Directions for this task — Convert every line of the entries below into a JSON list of strings, one string per line, omitting any blank lines.

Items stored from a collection
——
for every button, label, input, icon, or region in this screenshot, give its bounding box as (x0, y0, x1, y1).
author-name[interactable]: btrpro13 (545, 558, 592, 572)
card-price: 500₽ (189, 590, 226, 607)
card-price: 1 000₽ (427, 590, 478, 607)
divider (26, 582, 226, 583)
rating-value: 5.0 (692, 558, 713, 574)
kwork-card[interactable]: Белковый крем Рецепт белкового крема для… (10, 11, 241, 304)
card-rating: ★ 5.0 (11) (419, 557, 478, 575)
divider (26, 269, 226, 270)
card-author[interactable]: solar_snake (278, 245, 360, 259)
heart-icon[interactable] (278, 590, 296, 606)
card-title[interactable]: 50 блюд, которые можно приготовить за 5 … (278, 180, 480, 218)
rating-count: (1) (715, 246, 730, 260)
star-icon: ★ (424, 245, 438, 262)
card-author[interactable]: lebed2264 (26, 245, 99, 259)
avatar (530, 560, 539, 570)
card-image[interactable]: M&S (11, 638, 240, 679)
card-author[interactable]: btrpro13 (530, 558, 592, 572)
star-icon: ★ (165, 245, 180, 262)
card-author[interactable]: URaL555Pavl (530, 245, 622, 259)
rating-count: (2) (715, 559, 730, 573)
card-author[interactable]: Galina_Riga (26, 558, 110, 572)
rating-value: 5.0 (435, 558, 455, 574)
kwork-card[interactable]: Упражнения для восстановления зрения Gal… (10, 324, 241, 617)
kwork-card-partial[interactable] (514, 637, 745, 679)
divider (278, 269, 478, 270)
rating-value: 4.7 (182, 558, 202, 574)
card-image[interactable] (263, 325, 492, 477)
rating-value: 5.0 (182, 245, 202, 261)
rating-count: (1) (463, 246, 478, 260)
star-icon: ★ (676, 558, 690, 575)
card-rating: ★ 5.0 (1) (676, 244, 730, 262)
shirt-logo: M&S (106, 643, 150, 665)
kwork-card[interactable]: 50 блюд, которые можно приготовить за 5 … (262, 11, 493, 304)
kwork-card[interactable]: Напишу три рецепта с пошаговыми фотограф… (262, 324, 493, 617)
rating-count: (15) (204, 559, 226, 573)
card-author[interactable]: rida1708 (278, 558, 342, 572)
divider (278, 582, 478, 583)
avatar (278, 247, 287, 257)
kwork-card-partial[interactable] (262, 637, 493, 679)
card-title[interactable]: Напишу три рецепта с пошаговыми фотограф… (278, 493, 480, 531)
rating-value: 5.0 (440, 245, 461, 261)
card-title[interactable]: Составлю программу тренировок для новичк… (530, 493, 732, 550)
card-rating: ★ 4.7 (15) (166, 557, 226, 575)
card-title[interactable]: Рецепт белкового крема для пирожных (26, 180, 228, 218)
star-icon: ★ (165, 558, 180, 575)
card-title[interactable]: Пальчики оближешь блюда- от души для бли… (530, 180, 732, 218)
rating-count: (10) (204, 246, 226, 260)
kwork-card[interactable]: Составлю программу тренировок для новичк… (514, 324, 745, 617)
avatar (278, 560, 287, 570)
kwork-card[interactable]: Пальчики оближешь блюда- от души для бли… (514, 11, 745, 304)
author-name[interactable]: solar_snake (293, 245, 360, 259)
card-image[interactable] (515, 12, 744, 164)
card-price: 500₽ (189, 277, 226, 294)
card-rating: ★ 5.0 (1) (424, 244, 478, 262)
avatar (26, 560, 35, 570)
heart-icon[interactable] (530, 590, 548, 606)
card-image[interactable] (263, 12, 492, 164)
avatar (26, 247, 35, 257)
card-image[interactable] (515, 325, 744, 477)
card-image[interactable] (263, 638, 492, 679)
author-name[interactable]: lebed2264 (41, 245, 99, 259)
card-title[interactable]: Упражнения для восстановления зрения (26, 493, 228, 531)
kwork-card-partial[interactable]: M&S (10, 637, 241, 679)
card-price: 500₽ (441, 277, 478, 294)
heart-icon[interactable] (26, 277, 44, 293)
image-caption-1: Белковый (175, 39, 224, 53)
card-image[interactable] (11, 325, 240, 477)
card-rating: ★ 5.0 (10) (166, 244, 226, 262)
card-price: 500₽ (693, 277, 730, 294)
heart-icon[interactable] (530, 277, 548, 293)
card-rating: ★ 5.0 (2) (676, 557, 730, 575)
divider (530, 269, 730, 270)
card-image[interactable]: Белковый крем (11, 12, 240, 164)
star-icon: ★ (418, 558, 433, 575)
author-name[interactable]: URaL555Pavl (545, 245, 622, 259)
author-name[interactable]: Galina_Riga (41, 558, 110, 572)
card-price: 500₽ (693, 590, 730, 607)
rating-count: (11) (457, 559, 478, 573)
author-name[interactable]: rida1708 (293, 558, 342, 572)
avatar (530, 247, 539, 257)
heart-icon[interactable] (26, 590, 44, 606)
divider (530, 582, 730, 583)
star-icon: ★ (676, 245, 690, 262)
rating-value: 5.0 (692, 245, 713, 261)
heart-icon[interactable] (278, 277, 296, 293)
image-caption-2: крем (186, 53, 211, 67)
——
Solved exercise —
[
  "for every button, label, input, icon, or region in this screenshot, give its bounding box as (x0, y0, x1, y1).",
  "author-name[interactable]: btrpro13 (545, 558, 592, 572)",
  "card-price: 500₽ (189, 590, 226, 607)",
  "card-price: 1 000₽ (427, 590, 478, 607)",
  "divider (26, 582, 226, 583)",
  "rating-value: 5.0 (692, 558, 713, 574)",
  "kwork-card[interactable]: Белковый крем Рецепт белкового крема для… (10, 11, 241, 304)",
  "card-rating: ★ 5.0 (11) (419, 557, 478, 575)",
  "divider (26, 269, 226, 270)",
  "card-author[interactable]: solar_snake (278, 245, 360, 259)",
  "heart-icon[interactable] (278, 590, 296, 606)",
  "card-title[interactable]: 50 блюд, которые можно приготовить за 5 … (278, 180, 480, 218)",
  "rating-count: (1) (715, 246, 730, 260)",
  "star-icon: ★ (424, 245, 438, 262)",
  "card-author[interactable]: lebed2264 (26, 245, 99, 259)",
  "avatar (530, 560, 539, 570)",
  "card-image[interactable]: M&S (11, 638, 240, 679)",
  "card-author[interactable]: btrpro13 (530, 558, 592, 572)",
  "star-icon: ★ (165, 245, 180, 262)",
  "card-author[interactable]: URaL555Pavl (530, 245, 622, 259)",
  "rating-count: (2) (715, 559, 730, 573)",
  "card-author[interactable]: Galina_Riga (26, 558, 110, 572)",
  "rating-value: 5.0 (435, 558, 455, 574)",
  "kwork-card[interactable]: Упражнения для восстановления зрения Gal… (10, 324, 241, 617)",
  "kwork-card-partial[interactable] (514, 637, 745, 679)",
  "divider (278, 269, 478, 270)",
  "rating-value: 4.7 (182, 558, 202, 574)",
  "card-image[interactable] (263, 325, 492, 477)",
  "rating-value: 5.0 (182, 245, 202, 261)",
  "rating-count: (1) (463, 246, 478, 260)",
  "star-icon: ★ (676, 558, 690, 575)",
  "card-rating: ★ 5.0 (1) (676, 244, 730, 262)",
  "shirt-logo: M&S (106, 643, 150, 665)",
  "kwork-card[interactable]: 50 блюд, которые можно приготовить за 5 … (262, 11, 493, 304)",
  "kwork-card[interactable]: Напишу три рецепта с пошаговыми фотограф… (262, 324, 493, 617)",
  "rating-count: (15) (204, 559, 226, 573)",
  "card-author[interactable]: rida1708 (278, 558, 342, 572)",
  "divider (278, 582, 478, 583)",
  "avatar (278, 247, 287, 257)",
  "kwork-card-partial[interactable] (262, 637, 493, 679)",
  "card-title[interactable]: Напишу три рецепта с пошаговыми фотограф… (278, 493, 480, 531)",
  "rating-value: 5.0 (440, 245, 461, 261)",
  "card-title[interactable]: Составлю программу тренировок для новичк… (530, 493, 732, 550)",
  "card-rating: ★ 4.7 (15) (166, 557, 226, 575)",
  "card-title[interactable]: Рецепт белкового крема для пирожных (26, 180, 228, 218)",
  "star-icon: ★ (165, 558, 180, 575)",
  "card-title[interactable]: Пальчики оближешь блюда- от души для бли… (530, 180, 732, 218)",
  "rating-count: (10) (204, 246, 226, 260)",
  "kwork-card[interactable]: Составлю программу тренировок для новичк… (514, 324, 745, 617)",
  "avatar (278, 560, 287, 570)",
  "kwork-card[interactable]: Пальчики оближешь блюда- от души для бли… (514, 11, 745, 304)",
  "author-name[interactable]: solar_snake (293, 245, 360, 259)",
  "card-image[interactable] (515, 12, 744, 164)",
  "card-price: 500₽ (189, 277, 226, 294)",
  "card-rating: ★ 5.0 (1) (424, 244, 478, 262)",
  "avatar (26, 560, 35, 570)",
  "heart-icon[interactable] (530, 590, 548, 606)",
  "card-image[interactable] (263, 12, 492, 164)",
  "avatar (26, 247, 35, 257)",
  "card-image[interactable] (515, 325, 744, 477)",
  "card-image[interactable] (263, 638, 492, 679)",
  "author-name[interactable]: lebed2264 (41, 245, 99, 259)",
  "card-title[interactable]: Упражнения для восстановления зрения (26, 493, 228, 531)",
  "kwork-card-partial[interactable]: M&S (10, 637, 241, 679)",
  "card-price: 500₽ (441, 277, 478, 294)",
  "heart-icon[interactable] (26, 277, 44, 293)",
  "image-caption-1: Белковый (175, 39, 224, 53)",
  "card-image[interactable] (11, 325, 240, 477)",
  "card-rating: ★ 5.0 (10) (166, 244, 226, 262)",
  "card-price: 500₽ (693, 277, 730, 294)",
  "heart-icon[interactable] (530, 277, 548, 293)",
  "card-rating: ★ 5.0 (2) (676, 557, 730, 575)",
  "divider (530, 269, 730, 270)",
  "card-image[interactable]: Белковый крем (11, 12, 240, 164)",
  "star-icon: ★ (418, 558, 433, 575)",
  "author-name[interactable]: URaL555Pavl (545, 245, 622, 259)",
  "author-name[interactable]: Galina_Riga (41, 558, 110, 572)",
  "card-price: 500₽ (693, 590, 730, 607)",
  "rating-count: (11) (457, 559, 478, 573)",
  "author-name[interactable]: rida1708 (293, 558, 342, 572)",
  "avatar (530, 247, 539, 257)",
  "heart-icon[interactable] (26, 590, 44, 606)",
  "divider (530, 582, 730, 583)",
  "star-icon: ★ (676, 245, 690, 262)",
  "rating-value: 5.0 (692, 245, 713, 261)",
  "heart-icon[interactable] (278, 277, 296, 293)",
  "image-caption-2: крем (186, 53, 211, 67)"
]